Text excerpt:
───

On Tue, 2016-03-22 at 07:45 -0400, John Ferlan wrote:
On 03/17/2016 01:24 PM, Andrea Bolognani wrote:
>
> Unmanaged devices are attached to guests in two steps: first,
> the device is detached from the host and marked as inactive;
> subsequently, it is marked as active and attached to the guest.
>
> If the daemon is restarted between these two operations, we lose
> track of the inactive device.
>
> Steps 5 and 6 of virHostdevPreparePCIDevices() already subtly
> take care of this situation, but some planned changes will make
> it so that's no longer the case. Plus, explicit is always better
> than implicit.
> ---
> src/util/virhostdev.c | 47 ++++++++++++++++++++++++++++++++++++++++++++---
> 1 file changed, 44 insertions(+), 3 deletions(-)
>
> diff --git a/src/util/virhostdev.c b/src/util/virhostdev.c
> index e0d6465..7204bd7 100644
> --- a/src/util/virhostdev.c
> +++ b/src/util/virhostdev.c
> @@ -560,7 +560,8 @@ virHostdevPreparePCIDevices(virHostdevManagerPtr mgr,
> }
> }
>
> - /* Step 2: detach managed devices (i.e. bind to appropriate stub driver) */
> + /* Step 2: detach managed devices and make sure unmanaged devices
> + * have already been taken care of */
> for (i = 0; i < virPCIDeviceListCount(pcidevs); i++) {
> virPCIDevicePtr pci = virPCIDeviceListGet(pcidevs, i);
>
> @@ -577,8 +578,48 @@ virHostdevPreparePCIDevices(virHostdevManagerPtr mgr,
> mgr->inactivePCIHostdevs) < 0)

───

Stored data:
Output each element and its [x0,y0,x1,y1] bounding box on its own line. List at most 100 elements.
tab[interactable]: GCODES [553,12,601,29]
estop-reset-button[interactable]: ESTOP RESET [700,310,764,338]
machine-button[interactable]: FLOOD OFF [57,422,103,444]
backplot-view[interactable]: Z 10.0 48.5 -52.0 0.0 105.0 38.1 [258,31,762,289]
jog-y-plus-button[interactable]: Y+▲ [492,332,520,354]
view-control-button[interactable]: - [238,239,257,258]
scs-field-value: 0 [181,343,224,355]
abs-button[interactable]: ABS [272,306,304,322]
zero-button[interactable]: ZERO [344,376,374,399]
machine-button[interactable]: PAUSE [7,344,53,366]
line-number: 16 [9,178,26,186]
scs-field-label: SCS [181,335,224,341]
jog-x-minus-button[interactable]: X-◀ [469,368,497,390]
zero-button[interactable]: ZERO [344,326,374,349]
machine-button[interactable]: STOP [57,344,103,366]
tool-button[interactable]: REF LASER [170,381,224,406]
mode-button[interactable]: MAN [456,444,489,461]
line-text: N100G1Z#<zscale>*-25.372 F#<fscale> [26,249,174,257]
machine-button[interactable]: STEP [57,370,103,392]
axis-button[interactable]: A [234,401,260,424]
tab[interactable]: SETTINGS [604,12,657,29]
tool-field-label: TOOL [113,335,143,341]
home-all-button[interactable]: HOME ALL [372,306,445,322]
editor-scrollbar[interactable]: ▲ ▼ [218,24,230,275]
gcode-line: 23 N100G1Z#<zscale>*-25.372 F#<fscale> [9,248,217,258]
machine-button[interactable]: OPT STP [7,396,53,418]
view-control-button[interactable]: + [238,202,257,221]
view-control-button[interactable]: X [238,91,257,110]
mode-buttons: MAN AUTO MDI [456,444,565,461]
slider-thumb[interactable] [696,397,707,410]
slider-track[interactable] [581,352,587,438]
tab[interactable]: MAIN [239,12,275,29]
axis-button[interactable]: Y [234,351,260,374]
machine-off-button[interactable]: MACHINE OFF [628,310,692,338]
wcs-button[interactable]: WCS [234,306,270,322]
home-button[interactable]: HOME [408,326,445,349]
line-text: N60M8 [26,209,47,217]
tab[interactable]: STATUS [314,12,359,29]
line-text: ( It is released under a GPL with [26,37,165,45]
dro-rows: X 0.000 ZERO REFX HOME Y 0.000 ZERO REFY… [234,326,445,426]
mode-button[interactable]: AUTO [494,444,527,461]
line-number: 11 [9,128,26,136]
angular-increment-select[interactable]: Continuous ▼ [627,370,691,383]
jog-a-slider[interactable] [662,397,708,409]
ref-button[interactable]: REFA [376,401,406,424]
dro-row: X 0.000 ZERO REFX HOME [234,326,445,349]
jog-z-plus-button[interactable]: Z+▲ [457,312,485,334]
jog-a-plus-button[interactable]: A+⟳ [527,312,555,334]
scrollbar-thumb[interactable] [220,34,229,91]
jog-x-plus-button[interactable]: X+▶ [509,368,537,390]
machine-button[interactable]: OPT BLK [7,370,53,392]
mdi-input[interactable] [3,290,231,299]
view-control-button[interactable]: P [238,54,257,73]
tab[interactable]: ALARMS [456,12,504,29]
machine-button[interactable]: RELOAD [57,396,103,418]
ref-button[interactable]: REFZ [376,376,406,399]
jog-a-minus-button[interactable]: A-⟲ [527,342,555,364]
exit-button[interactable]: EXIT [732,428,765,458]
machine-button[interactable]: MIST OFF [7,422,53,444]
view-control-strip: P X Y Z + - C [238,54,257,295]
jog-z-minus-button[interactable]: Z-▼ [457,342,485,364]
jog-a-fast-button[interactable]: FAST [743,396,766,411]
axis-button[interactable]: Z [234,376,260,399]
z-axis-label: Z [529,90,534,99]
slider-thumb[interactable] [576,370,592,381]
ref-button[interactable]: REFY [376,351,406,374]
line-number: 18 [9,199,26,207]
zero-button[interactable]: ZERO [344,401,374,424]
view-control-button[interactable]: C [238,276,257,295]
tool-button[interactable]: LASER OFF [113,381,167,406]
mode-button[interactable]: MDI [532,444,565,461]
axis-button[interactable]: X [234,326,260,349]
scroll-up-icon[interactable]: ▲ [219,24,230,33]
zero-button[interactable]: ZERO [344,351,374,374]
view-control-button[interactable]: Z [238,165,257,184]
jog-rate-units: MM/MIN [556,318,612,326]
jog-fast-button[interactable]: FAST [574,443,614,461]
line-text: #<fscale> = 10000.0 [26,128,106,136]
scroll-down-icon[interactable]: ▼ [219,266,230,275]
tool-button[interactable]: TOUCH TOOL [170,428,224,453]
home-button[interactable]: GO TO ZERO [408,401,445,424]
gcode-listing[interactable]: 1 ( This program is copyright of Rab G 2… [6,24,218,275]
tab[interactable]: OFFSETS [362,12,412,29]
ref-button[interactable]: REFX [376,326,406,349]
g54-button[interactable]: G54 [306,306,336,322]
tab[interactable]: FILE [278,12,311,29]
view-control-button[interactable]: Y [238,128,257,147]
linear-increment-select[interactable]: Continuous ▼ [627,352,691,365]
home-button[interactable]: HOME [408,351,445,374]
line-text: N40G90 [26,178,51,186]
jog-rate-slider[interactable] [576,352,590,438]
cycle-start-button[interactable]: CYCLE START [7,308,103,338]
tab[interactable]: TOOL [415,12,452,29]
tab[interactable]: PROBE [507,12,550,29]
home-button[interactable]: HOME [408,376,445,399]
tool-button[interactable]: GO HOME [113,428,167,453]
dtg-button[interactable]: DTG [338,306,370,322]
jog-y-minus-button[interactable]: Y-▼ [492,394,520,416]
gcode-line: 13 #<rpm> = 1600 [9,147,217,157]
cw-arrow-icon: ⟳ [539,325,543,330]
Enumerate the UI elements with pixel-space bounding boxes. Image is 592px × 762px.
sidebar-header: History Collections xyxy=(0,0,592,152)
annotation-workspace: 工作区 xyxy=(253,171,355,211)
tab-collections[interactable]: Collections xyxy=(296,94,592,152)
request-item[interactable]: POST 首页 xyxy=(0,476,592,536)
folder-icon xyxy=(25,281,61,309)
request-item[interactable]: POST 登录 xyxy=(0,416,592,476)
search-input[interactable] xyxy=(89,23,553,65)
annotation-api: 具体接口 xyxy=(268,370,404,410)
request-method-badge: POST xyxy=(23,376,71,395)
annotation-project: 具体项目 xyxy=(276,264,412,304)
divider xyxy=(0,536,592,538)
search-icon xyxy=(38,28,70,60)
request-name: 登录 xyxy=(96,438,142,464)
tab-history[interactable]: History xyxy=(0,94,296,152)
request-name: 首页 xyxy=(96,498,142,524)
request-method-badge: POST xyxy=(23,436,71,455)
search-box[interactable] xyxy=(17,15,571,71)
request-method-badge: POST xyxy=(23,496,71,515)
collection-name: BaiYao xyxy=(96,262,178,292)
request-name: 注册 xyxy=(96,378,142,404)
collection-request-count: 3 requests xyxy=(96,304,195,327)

───

Activities:
a) Rewrite everything in the patch email from "On Tue, 2016-03-22" down to "to the guest.", changing "host" to "host machine".
b) Name every function that appears in the patch email.

Results by task:
a)
On Tue, 2016-03-22 at 07:45 -0400, John Ferlan wrote:
On 03/17/2016 01:24 PM, Andrea Bolognani wrote:
>
> Unmanaged devices are attached to guests in two steps: first,
> the device is detached from the host machine and marked as inactive;
> subsequently, it is marked as active and attached to the guest.

b)
virHostdevPreparePCIDevices
virPCIDeviceListCount
virPCIDeviceListGet